# Your objective
Output the records exactly as they appear, with no pictures included.

--- START Dataset ---

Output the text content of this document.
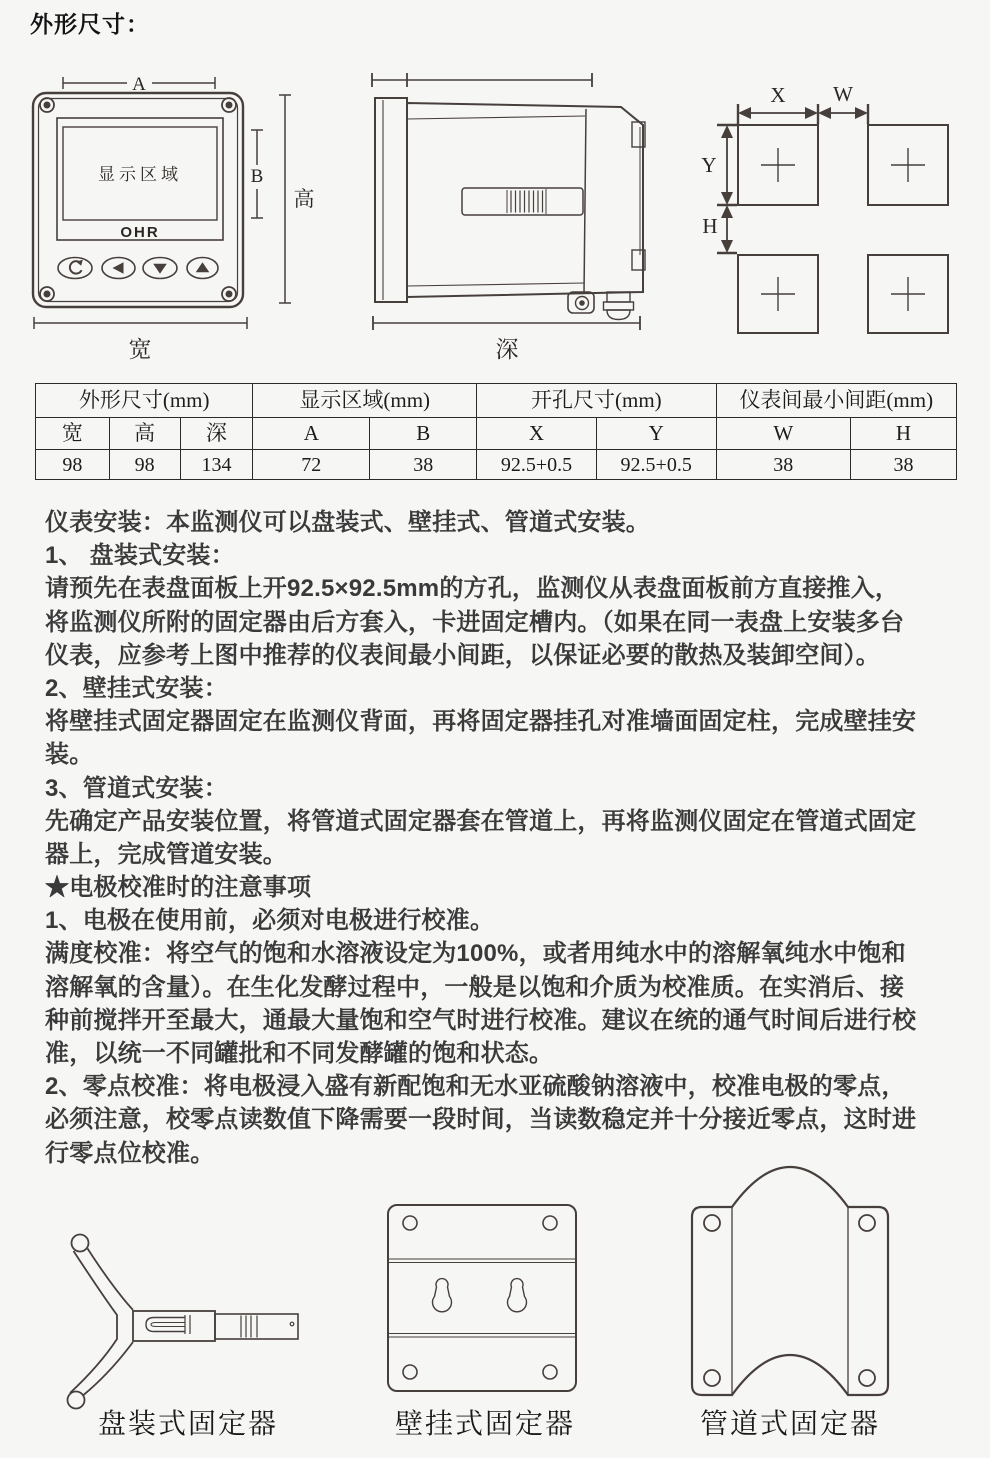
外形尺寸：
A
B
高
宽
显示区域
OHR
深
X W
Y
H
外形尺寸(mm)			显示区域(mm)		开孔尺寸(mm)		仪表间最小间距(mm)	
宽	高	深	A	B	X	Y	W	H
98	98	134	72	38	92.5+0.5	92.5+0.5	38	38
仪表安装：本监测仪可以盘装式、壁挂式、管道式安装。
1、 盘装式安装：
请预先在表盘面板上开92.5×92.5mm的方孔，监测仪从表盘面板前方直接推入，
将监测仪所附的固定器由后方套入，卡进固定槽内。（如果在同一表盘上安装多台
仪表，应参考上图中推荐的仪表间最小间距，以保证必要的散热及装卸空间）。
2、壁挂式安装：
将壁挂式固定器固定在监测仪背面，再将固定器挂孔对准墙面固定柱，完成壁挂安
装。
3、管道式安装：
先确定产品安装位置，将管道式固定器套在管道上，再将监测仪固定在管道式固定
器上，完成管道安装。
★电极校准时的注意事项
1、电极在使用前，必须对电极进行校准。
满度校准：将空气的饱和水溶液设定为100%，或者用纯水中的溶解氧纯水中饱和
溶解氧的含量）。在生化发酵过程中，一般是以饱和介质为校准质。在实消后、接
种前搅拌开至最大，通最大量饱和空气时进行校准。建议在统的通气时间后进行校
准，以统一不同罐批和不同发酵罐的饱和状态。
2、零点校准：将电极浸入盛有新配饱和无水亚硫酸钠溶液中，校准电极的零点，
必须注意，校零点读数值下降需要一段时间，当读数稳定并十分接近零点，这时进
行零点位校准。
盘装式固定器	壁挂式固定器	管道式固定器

--- END Dataset ---

# Solution to the exercise
Output the text content of this document.
外形尺寸：
A
B
高
宽
显示区域
OHR
深
X W
Y
H
外形尺寸(mm)			显示区域(mm)		开孔尺寸(mm)		仪表间最小间距(mm)	
宽	高	深	A	B	X	Y	W	H
98	98	134	72	38	92.5+0.5	92.5+0.5	38	38
仪表安装：本监测仪可以盘装式、壁挂式、管道式安装。
1、 盘装式安装：
请预先在表盘面板上开92.5×92.5mm的方孔，监测仪从表盘面板前方直接推入，
将监测仪所附的固定器由后方套入，卡进固定槽内。（如果在同一表盘上安装多台
仪表，应参考上图中推荐的仪表间最小间距，以保证必要的散热及装卸空间）。
2、壁挂式安装：
将壁挂式固定器固定在监测仪背面，再将固定器挂孔对准墙面固定柱，完成壁挂安
装。
3、管道式安装：
先确定产品安装位置，将管道式固定器套在管道上，再将监测仪固定在管道式固定
器上，完成管道安装。
★电极校准时的注意事项
1、电极在使用前，必须对电极进行校准。
满度校准：将空气的饱和水溶液设定为100%，或者用纯水中的溶解氧纯水中饱和
溶解氧的含量）。在生化发酵过程中，一般是以饱和介质为校准质。在实消后、接
种前搅拌开至最大，通最大量饱和空气时进行校准。建议在统的通气时间后进行校
准，以统一不同罐批和不同发酵罐的饱和状态。
2、零点校准：将电极浸入盛有新配饱和无水亚硫酸钠溶液中，校准电极的零点，
必须注意，校零点读数值下降需要一段时间，当读数稳定并十分接近零点，这时进
行零点位校准。
盘装式固定器	壁挂式固定器	管道式固定器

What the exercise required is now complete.